GOAL » What lines of the data hold the string "name"? Pull each one out.

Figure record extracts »
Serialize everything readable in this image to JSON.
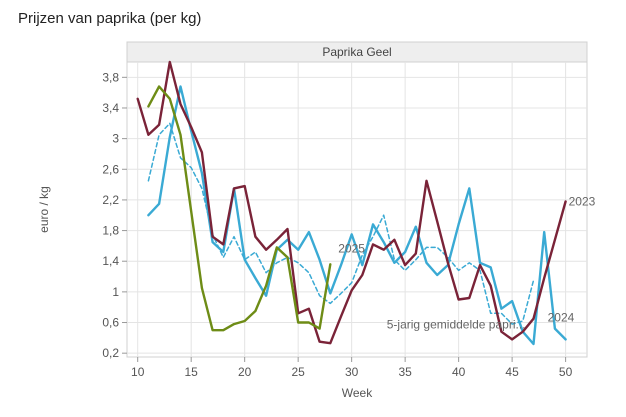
{
  "page": {
    "title": "Prijzen van paprika (per kg)"
  },
  "chart_data": {
    "type": "line",
    "title": "Prijzen van paprika (per kg)",
    "panel_title": "Paprika Geel",
    "xlabel": "Week",
    "ylabel": "euro / kg",
    "xlim": [
      9,
      52
    ],
    "ylim": [
      0.15,
      4.0
    ],
    "xticks": [
      10,
      15,
      20,
      25,
      30,
      35,
      40,
      45,
      50
    ],
    "yticks": [
      0.2,
      0.6,
      1,
      1.4,
      1.8,
      2.2,
      2.6,
      3,
      3.4,
      3.8
    ],
    "ytick_labels": [
      "0,2",
      "0,6",
      "1",
      "1,4",
      "1,8",
      "2,2",
      "2,6",
      "3",
      "3,4",
      "3,8"
    ],
    "grid": true,
    "series": [
      {
        "name": "2023",
        "label": "2023",
        "color": "#7a2338",
        "dash": false,
        "x": [
          10,
          11,
          12,
          13,
          14,
          15,
          16,
          17,
          18,
          19,
          20,
          21,
          22,
          23,
          24,
          25,
          26,
          27,
          28,
          29,
          30,
          31,
          32,
          33,
          34,
          35,
          36,
          37,
          38,
          39,
          40,
          41,
          42,
          43,
          44,
          45,
          46,
          47,
          48,
          49,
          50
        ],
        "values": [
          3.52,
          3.05,
          3.18,
          4.0,
          3.45,
          3.15,
          2.82,
          1.72,
          1.62,
          2.35,
          2.38,
          1.72,
          1.55,
          1.68,
          1.82,
          0.72,
          0.78,
          0.35,
          0.33,
          0.68,
          1.02,
          1.22,
          1.62,
          1.55,
          1.68,
          1.35,
          1.5,
          2.45,
          1.92,
          1.38,
          0.9,
          0.92,
          1.35,
          1.08,
          0.48,
          0.38,
          0.48,
          0.65,
          1.18,
          1.68,
          2.18
        ]
      },
      {
        "name": "2024",
        "label": "2024",
        "color": "#3aaad4",
        "dash": false,
        "x": [
          11,
          12,
          13,
          14,
          15,
          16,
          17,
          18,
          19,
          20,
          21,
          22,
          23,
          24,
          25,
          26,
          27,
          28,
          29,
          30,
          31,
          32,
          33,
          34,
          35,
          36,
          37,
          38,
          39,
          40,
          41,
          42,
          43,
          44,
          45,
          46,
          47,
          48,
          49,
          50
        ],
        "values": [
          2.0,
          2.15,
          3.02,
          3.68,
          3.1,
          2.55,
          1.65,
          1.52,
          2.35,
          1.42,
          1.18,
          0.95,
          1.55,
          1.68,
          1.55,
          1.78,
          1.42,
          0.98,
          1.35,
          1.75,
          1.35,
          1.88,
          1.65,
          1.38,
          1.52,
          1.85,
          1.38,
          1.22,
          1.35,
          1.88,
          2.35,
          1.38,
          1.32,
          0.78,
          0.88,
          0.48,
          0.32,
          1.78,
          0.52,
          0.38
        ]
      },
      {
        "name": "5-jarig gemiddelde paprika",
        "label": "5-jarig gemiddelde papri...",
        "color": "#3aaad4",
        "dash": true,
        "x": [
          11,
          12,
          13,
          14,
          15,
          16,
          17,
          18,
          19,
          20,
          21,
          22,
          23,
          24,
          25,
          26,
          27,
          28,
          29,
          30,
          31,
          32,
          33,
          34,
          35,
          36,
          37,
          38,
          39,
          40,
          41,
          42,
          43,
          44,
          45,
          46,
          47
        ],
        "values": [
          2.45,
          3.05,
          3.2,
          2.75,
          2.62,
          2.35,
          1.75,
          1.45,
          1.72,
          1.42,
          1.52,
          1.25,
          1.38,
          1.45,
          1.38,
          1.25,
          0.95,
          0.85,
          0.98,
          1.12,
          1.48,
          1.72,
          2.0,
          1.42,
          1.28,
          1.42,
          1.58,
          1.58,
          1.45,
          1.28,
          1.38,
          1.28,
          0.72,
          0.72,
          0.58,
          0.62,
          1.15
        ]
      },
      {
        "name": "2025",
        "label": "2025",
        "color": "#6e8c16",
        "dash": false,
        "x": [
          11,
          12,
          13,
          14,
          15,
          16,
          17,
          18,
          19,
          20,
          21,
          22,
          23,
          24,
          25,
          26,
          27,
          28
        ],
        "values": [
          3.42,
          3.68,
          3.52,
          3.05,
          2.05,
          1.05,
          0.5,
          0.5,
          0.58,
          0.62,
          0.75,
          1.08,
          1.58,
          1.45,
          0.6,
          0.6,
          0.52,
          1.36
        ]
      }
    ]
  }
}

FINAL ANSWER »
        "name": "2023",
        "name": "2024",
        "name": "5-jarig gemiddelde paprika",
        "name": "2025",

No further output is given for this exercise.